Start of DATA RECORDS

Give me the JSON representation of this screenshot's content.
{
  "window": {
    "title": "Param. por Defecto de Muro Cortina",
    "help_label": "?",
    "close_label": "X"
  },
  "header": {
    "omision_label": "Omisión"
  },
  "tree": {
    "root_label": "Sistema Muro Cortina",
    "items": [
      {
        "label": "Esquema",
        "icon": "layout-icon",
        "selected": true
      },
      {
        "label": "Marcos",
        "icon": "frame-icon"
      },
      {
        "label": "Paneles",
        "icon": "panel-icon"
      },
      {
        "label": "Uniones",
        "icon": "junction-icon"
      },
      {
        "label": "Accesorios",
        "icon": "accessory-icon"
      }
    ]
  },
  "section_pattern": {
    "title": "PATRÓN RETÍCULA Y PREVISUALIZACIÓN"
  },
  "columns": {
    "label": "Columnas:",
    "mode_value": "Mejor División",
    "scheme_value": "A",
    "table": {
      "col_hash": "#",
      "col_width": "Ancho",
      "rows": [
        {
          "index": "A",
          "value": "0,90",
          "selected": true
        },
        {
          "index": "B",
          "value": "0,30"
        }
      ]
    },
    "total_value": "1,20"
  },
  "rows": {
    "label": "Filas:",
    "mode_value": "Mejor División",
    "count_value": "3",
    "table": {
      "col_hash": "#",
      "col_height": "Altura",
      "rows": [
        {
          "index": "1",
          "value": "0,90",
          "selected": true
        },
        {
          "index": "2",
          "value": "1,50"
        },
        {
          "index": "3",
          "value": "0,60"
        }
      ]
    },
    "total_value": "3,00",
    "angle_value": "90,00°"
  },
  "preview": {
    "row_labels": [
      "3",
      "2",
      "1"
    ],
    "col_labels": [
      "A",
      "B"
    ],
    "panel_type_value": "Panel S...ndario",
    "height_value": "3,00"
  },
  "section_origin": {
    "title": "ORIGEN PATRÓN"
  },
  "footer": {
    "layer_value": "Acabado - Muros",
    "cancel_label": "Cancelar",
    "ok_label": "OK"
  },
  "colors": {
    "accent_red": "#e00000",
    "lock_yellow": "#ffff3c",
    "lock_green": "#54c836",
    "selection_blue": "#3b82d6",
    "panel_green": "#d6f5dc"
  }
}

End of DATA RECORDS

**WHAT IS EXPECTED:** Counting only lines of the data above that hold "Cortina", report the total and nothing else.

**CORRECT RESPONSE:** 2